◆ DATA SUPPLIED ◆
——————————

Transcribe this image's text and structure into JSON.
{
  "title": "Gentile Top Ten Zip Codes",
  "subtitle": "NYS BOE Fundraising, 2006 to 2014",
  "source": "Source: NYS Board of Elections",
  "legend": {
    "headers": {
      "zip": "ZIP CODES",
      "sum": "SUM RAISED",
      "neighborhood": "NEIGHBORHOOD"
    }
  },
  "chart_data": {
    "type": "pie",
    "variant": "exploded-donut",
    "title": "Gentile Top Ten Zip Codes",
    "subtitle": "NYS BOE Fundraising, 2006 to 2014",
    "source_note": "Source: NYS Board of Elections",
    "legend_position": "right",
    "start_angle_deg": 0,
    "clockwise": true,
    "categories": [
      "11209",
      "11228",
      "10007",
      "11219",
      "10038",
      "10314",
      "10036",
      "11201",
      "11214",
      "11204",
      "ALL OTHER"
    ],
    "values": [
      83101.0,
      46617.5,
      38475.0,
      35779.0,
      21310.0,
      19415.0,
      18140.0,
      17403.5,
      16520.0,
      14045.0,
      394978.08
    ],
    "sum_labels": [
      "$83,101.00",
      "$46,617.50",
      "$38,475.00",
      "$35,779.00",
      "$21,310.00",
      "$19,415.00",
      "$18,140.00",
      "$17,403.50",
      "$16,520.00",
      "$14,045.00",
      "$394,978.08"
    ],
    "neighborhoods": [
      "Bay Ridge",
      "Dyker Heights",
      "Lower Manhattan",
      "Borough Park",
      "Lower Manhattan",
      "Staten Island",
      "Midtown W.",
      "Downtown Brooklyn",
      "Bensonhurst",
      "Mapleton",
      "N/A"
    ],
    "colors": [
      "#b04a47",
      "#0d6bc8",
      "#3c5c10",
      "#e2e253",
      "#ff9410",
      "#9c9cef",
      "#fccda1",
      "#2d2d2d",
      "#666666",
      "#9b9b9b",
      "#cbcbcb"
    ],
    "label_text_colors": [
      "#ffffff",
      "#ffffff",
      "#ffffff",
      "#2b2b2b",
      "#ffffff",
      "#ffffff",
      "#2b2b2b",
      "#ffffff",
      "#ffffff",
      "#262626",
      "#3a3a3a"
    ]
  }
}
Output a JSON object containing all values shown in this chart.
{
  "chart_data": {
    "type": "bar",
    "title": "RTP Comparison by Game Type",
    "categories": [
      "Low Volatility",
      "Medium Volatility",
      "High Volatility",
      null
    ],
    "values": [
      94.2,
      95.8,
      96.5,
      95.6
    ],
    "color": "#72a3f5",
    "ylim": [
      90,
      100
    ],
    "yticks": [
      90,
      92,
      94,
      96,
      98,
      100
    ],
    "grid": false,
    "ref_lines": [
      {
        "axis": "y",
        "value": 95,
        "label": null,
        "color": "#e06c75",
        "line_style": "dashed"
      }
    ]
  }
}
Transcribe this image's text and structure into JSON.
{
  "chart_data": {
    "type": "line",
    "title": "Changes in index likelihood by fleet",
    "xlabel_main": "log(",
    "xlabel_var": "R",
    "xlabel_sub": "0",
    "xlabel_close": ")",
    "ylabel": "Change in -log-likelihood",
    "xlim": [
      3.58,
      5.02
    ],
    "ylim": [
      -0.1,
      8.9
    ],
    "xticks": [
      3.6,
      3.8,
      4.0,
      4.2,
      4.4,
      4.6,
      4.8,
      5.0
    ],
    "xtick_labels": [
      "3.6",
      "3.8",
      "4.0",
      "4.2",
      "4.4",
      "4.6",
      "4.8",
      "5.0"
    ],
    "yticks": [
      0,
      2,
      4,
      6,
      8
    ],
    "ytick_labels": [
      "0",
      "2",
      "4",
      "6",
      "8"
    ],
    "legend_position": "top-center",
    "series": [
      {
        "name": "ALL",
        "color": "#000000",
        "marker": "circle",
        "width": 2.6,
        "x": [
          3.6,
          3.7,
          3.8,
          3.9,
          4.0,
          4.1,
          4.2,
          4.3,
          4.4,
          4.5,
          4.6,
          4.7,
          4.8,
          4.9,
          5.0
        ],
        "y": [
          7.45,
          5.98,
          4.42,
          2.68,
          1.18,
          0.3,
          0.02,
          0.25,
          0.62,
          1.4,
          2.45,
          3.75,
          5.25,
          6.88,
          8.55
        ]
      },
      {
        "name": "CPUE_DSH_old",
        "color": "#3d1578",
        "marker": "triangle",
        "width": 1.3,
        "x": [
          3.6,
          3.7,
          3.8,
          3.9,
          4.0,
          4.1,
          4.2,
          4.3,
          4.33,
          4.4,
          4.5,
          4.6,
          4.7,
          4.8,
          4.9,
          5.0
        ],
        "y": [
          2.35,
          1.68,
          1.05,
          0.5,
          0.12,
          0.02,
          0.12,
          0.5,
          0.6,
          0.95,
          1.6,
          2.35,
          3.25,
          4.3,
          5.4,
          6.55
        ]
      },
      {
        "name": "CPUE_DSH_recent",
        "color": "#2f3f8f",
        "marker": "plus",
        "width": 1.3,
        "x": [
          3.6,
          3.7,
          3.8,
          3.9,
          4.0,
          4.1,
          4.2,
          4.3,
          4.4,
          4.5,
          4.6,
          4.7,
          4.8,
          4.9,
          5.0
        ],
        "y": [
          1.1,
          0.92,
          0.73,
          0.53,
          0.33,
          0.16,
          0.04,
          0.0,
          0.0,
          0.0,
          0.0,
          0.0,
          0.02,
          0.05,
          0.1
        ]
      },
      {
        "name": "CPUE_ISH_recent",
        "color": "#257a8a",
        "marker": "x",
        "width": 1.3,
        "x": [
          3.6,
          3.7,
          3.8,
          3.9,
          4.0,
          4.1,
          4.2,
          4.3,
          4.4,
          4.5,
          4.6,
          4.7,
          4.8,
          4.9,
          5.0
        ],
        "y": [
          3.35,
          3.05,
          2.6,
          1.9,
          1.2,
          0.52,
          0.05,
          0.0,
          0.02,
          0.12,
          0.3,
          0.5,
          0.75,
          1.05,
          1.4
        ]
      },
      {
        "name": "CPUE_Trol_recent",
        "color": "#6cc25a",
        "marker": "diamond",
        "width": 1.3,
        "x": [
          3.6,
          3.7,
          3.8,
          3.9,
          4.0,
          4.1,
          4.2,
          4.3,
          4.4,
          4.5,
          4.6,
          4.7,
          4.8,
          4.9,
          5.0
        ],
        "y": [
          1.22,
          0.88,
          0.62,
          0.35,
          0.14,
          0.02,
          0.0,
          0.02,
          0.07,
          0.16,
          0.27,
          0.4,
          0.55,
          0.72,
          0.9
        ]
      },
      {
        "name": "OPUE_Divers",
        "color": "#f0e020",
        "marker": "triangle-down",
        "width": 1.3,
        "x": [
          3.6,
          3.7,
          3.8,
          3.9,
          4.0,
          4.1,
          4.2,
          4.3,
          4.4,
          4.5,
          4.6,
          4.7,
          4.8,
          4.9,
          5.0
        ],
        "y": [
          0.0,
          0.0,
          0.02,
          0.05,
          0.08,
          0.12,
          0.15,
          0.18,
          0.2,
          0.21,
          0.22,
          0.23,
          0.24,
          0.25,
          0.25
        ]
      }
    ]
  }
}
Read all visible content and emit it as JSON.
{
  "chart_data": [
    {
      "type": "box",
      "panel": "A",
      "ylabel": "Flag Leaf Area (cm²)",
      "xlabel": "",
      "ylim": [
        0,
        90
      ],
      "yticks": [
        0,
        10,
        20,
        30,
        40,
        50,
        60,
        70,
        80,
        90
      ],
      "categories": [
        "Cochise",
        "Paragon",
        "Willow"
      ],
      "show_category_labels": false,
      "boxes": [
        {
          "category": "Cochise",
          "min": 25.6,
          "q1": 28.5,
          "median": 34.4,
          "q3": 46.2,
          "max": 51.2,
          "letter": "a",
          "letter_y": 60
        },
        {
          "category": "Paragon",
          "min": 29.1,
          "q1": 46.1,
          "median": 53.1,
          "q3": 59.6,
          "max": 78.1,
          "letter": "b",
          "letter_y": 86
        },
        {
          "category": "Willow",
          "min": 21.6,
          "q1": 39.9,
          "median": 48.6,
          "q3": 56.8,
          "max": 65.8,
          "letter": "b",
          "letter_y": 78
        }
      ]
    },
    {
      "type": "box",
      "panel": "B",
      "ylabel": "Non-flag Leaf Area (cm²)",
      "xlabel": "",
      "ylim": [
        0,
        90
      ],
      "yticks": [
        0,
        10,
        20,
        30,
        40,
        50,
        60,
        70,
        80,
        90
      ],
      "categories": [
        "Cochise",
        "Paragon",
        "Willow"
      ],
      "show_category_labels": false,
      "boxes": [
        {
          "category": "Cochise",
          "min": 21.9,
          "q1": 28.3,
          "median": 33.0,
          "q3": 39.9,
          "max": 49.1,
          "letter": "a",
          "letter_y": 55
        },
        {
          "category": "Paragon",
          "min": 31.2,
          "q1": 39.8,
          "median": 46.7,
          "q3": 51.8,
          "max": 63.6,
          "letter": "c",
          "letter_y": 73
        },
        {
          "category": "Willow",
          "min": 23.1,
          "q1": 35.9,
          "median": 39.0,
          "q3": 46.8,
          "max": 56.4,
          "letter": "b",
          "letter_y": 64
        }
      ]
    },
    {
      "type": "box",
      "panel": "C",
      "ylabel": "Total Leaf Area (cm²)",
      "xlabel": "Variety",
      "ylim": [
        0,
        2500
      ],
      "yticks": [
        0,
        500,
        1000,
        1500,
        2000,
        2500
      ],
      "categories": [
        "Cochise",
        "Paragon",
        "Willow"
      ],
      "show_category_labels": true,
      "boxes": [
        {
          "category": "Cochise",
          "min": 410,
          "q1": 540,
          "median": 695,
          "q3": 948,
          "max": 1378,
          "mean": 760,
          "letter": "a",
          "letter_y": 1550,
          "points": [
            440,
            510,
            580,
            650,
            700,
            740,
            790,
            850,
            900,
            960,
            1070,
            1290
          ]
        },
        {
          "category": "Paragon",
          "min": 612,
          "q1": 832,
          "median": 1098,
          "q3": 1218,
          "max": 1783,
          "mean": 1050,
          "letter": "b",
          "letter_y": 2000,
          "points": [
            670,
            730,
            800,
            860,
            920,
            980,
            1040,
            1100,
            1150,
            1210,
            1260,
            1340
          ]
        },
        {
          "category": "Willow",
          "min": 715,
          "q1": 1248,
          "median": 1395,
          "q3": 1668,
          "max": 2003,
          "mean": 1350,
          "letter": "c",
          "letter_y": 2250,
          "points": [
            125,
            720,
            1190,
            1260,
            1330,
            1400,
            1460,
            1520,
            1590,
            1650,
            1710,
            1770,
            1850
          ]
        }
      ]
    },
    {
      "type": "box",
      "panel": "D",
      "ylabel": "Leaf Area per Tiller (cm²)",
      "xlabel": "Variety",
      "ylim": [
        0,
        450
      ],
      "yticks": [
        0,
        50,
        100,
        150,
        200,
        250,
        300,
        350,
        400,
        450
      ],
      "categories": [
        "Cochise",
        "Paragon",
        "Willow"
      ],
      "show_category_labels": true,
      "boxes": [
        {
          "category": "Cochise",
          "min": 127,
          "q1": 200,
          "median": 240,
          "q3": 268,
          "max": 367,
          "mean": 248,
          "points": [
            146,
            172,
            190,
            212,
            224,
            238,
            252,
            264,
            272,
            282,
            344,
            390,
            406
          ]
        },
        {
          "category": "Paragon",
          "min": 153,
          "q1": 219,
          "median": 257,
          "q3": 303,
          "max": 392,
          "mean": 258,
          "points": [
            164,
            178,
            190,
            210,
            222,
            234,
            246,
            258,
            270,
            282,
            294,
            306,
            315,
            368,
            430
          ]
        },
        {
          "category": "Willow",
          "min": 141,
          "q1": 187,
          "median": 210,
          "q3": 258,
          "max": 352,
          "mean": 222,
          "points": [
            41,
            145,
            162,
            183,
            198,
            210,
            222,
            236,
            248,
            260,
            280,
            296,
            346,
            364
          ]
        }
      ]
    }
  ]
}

——————————

◆ WHAT THE EXERCISE ASKS ◆
Report only the number of lines in the listing that contain the word "Area".

◆ OUTPUT OF THE TASK ◆
4